--- Exercise goal ---
What follows is a listing; give it again exactly, in its entirety.

--- Material for the task ---
+++
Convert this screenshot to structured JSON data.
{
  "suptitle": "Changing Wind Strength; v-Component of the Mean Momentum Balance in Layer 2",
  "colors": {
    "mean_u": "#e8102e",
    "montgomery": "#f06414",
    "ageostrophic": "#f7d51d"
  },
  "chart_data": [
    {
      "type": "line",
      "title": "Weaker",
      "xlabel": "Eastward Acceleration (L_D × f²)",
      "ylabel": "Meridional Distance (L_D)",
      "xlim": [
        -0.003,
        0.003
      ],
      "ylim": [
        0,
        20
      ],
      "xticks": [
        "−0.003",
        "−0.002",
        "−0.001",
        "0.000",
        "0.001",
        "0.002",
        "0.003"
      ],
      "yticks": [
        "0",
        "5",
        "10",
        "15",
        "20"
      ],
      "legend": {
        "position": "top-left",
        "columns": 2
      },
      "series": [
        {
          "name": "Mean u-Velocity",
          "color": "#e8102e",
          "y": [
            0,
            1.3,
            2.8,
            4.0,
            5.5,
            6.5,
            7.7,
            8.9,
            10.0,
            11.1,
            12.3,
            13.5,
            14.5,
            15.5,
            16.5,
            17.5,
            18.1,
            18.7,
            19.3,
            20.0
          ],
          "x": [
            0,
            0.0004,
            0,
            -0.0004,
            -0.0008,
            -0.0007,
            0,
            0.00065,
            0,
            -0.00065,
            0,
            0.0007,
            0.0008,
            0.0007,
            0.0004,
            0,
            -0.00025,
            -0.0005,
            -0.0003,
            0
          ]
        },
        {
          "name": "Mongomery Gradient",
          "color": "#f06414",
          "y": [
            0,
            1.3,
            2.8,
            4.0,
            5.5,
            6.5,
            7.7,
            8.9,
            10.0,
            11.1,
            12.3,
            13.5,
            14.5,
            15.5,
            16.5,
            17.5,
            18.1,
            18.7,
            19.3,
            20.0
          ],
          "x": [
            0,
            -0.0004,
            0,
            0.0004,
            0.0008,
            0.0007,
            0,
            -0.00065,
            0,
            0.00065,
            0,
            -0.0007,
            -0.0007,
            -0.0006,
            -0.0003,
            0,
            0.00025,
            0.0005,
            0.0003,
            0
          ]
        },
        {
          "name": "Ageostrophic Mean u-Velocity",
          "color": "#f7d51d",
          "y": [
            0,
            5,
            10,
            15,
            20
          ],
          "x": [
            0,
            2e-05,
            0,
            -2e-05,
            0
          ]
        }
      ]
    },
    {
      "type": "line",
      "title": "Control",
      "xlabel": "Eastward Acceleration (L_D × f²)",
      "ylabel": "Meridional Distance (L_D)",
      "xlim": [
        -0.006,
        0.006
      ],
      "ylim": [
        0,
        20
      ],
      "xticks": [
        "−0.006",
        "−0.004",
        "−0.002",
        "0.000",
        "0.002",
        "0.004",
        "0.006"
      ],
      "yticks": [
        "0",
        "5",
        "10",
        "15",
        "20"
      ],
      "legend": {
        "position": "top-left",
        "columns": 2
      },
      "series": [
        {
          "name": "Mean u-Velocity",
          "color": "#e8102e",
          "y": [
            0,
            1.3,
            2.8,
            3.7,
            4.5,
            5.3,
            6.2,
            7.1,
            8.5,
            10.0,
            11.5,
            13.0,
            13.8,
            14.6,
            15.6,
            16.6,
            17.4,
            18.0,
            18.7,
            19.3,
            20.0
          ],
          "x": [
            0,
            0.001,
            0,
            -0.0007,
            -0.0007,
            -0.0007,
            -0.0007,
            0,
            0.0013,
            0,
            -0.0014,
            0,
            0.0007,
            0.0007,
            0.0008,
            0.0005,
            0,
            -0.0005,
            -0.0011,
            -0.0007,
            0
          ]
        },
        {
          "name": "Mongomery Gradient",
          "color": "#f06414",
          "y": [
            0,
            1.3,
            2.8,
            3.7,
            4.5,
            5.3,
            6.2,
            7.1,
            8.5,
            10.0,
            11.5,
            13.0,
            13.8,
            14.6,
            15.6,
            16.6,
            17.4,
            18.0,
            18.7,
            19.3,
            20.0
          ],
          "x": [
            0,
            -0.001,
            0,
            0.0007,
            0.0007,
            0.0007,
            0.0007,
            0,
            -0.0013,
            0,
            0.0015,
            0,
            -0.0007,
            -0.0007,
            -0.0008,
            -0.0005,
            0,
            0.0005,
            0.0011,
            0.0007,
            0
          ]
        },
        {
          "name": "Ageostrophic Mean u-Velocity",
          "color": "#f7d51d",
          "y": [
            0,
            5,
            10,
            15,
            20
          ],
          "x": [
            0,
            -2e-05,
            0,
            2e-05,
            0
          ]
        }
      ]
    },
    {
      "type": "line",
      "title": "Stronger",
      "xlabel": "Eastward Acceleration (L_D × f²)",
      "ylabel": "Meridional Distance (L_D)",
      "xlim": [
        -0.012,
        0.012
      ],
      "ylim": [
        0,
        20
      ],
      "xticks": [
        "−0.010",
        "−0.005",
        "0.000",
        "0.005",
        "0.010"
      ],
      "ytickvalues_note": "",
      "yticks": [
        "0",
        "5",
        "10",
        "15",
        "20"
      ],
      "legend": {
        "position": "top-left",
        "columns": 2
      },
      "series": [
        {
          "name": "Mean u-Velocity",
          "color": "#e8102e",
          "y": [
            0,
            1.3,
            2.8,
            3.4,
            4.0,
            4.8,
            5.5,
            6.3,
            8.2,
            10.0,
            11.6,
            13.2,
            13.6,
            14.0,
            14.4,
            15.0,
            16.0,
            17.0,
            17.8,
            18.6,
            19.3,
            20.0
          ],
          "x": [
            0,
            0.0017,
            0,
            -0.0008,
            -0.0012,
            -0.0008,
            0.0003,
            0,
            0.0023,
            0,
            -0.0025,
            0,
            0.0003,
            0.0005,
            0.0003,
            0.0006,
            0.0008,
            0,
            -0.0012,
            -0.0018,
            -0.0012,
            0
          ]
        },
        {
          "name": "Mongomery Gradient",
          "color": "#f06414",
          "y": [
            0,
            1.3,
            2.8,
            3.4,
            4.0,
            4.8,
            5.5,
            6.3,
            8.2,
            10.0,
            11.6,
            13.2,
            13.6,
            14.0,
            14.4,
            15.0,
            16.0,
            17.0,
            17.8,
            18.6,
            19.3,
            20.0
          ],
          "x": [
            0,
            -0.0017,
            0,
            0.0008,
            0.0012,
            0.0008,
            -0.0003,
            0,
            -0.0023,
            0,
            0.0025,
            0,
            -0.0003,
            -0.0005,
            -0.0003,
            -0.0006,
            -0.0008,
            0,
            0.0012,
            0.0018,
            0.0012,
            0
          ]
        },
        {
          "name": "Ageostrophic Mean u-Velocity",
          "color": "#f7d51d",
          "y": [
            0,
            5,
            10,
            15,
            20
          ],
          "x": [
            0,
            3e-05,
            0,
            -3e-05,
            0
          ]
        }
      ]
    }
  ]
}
+++
--- Exercise response ---
Convert this screenshot to structured JSON data.
{
  "suptitle": "Changing Wind Strength; v-Component of the Mean Momentum Balance in Layer 2",
  "colors": {
    "mean_u": "#e8102e",
    "montgomery": "#f06414",
    "ageostrophic": "#f7d51d"
  },
  "chart_data": [
    {
      "type": "line",
      "title": "Weaker",
      "xlabel": "Eastward Acceleration (L_D × f²)",
      "ylabel": "Meridional Distance (L_D)",
      "xlim": [
        -0.003,
        0.003
      ],
      "ylim": [
        0,
        20
      ],
      "xticks": [
        "−0.003",
        "−0.002",
        "−0.001",
        "0.000",
        "0.001",
        "0.002",
        "0.003"
      ],
      "yticks": [
        "0",
        "5",
        "10",
        "15",
        "20"
      ],
      "legend": {
        "position": "top-left",
        "columns": 2
      },
      "series": [
        {
          "name": "Mean u-Velocity",
          "color": "#e8102e",
          "y": [
            0,
            1.3,
            2.8,
            4.0,
            5.5,
            6.5,
            7.7,
            8.9,
            10.0,
            11.1,
            12.3,
            13.5,
            14.5,
            15.5,
            16.5,
            17.5,
            18.1,
            18.7,
            19.3,
            20.0
          ],
          "x": [
            0,
            0.0004,
            0,
            -0.0004,
            -0.0008,
            -0.0007,
            0,
            0.00065,
            0,
            -0.00065,
            0,
            0.0007,
            0.0008,
            0.0007,
            0.0004,
            0,
            -0.00025,
            -0.0005,
            -0.0003,
            0
          ]
        },
        {
          "name": "Mongomery Gradient",
          "color": "#f06414",
          "y": [
            0,
            1.3,
            2.8,
            4.0,
            5.5,
            6.5,
            7.7,
            8.9,
            10.0,
            11.1,
            12.3,
            13.5,
            14.5,
            15.5,
            16.5,
            17.5,
            18.1,
            18.7,
            19.3,
            20.0
          ],
          "x": [
            0,
            -0.0004,
            0,
            0.0004,
            0.0008,
            0.0007,
            0,
            -0.00065,
            0,
            0.00065,
            0,
            -0.0007,
            -0.0007,
            -0.0006,
            -0.0003,
            0,
            0.00025,
            0.0005,
            0.0003,
            0
          ]
        },
        {
          "name": "Ageostrophic Mean u-Velocity",
          "color": "#f7d51d",
          "y": [
            0,
            5,
            10,
            15,
            20
          ],
          "x": [
            0,
            2e-05,
            0,
            -2e-05,
            0
          ]
        }
      ]
    },
    {
      "type": "line",
      "title": "Control",
      "xlabel": "Eastward Acceleration (L_D × f²)",
      "ylabel": "Meridional Distance (L_D)",
      "xlim": [
        -0.006,
        0.006
      ],
      "ylim": [
        0,
        20
      ],
      "xticks": [
        "−0.006",
        "−0.004",
        "−0.002",
        "0.000",
        "0.002",
        "0.004",
        "0.006"
      ],
      "yticks": [
        "0",
        "5",
        "10",
        "15",
        "20"
      ],
      "legend": {
        "position": "top-left",
        "columns": 2
      },
      "series": [
        {
          "name": "Mean u-Velocity",
          "color": "#e8102e",
          "y": [
            0,
            1.3,
            2.8,
            3.7,
            4.5,
            5.3,
            6.2,
            7.1,
            8.5,
            10.0,
            11.5,
            13.0,
            13.8,
            14.6,
            15.6,
            16.6,
            17.4,
            18.0,
            18.7,
            19.3,
            20.0
          ],
          "x": [
            0,
            0.001,
            0,
            -0.0007,
            -0.0007,
            -0.0007,
            -0.0007,
            0,
            0.0013,
            0,
            -0.0014,
            0,
            0.0007,
            0.0007,
            0.0008,
            0.0005,
            0,
            -0.0005,
            -0.0011,
            -0.0007,
            0
          ]
        },
        {
          "name": "Mongomery Gradient",
          "color": "#f06414",
          "y": [
            0,
            1.3,
            2.8,
            3.7,
            4.5,
            5.3,
            6.2,
            7.1,
            8.5,
            10.0,
            11.5,
            13.0,
            13.8,
            14.6,
            15.6,
            16.6,
            17.4,
            18.0,
            18.7,
            19.3,
            20.0
          ],
          "x": [
            0,
            -0.001,
            0,
            0.0007,
            0.0007,
            0.0007,
            0.0007,
            0,
            -0.0013,
            0,
            0.0015,
            0,
            -0.0007,
            -0.0007,
            -0.0008,
            -0.0005,
            0,
            0.0005,
            0.0011,
            0.0007,
            0
          ]
        },
        {
          "name": "Ageostrophic Mean u-Velocity",
          "color": "#f7d51d",
          "y": [
            0,
            5,
            10,
            15,
            20
          ],
          "x": [
            0,
            -2e-05,
            0,
            2e-05,
            0
          ]
        }
      ]
    },
    {
      "type": "line",
      "title": "Stronger",
      "xlabel": "Eastward Acceleration (L_D × f²)",
      "ylabel": "Meridional Distance (L_D)",
      "xlim": [
        -0.012,
        0.012
      ],
      "ylim": [
        0,
        20
      ],
      "xticks": [
        "−0.010",
        "−0.005",
        "0.000",
        "0.005",
        "0.010"
      ],
      "ytickvalues_note": "",
      "yticks": [
        "0",
        "5",
        "10",
        "15",
        "20"
      ],
      "legend": {
        "position": "top-left",
        "columns": 2
      },
      "series": [
        {
          "name": "Mean u-Velocity",
          "color": "#e8102e",
          "y": [
            0,
            1.3,
            2.8,
            3.4,
            4.0,
            4.8,
            5.5,
            6.3,
            8.2,
            10.0,
            11.6,
            13.2,
            13.6,
            14.0,
            14.4,
            15.0,
            16.0,
            17.0,
            17.8,
            18.6,
            19.3,
            20.0
          ],
          "x": [
            0,
            0.0017,
            0,
            -0.0008,
            -0.0012,
            -0.0008,
            0.0003,
            0,
            0.0023,
            0,
            -0.0025,
            0,
            0.0003,
            0.0005,
            0.0003,
            0.0006,
            0.0008,
            0,
            -0.0012,
            -0.0018,
            -0.0012,
            0
          ]
        },
        {
          "name": "Mongomery Gradient",
          "color": "#f06414",
          "y": [
            0,
            1.3,
            2.8,
            3.4,
            4.0,
            4.8,
            5.5,
            6.3,
            8.2,
            10.0,
            11.6,
            13.2,
            13.6,
            14.0,
            14.4,
            15.0,
            16.0,
            17.0,
            17.8,
            18.6,
            19.3,
            20.0
          ],
          "x": [
            0,
            -0.0017,
            0,
            0.0008,
            0.0012,
            0.0008,
            -0.0003,
            0,
            -0.0023,
            0,
            0.0025,
            0,
            -0.0003,
            -0.0005,
            -0.0003,
            -0.0006,
            -0.0008,
            0,
            0.0012,
            0.0018,
            0.0012,
            0
          ]
        },
        {
          "name": "Ageostrophic Mean u-Velocity",
          "color": "#f7d51d",
          "y": [
            0,
            5,
            10,
            15,
            20
          ],
          "x": [
            0,
            3e-05,
            0,
            -3e-05,
            0
          ]
        }
      ]
    }
  ]
}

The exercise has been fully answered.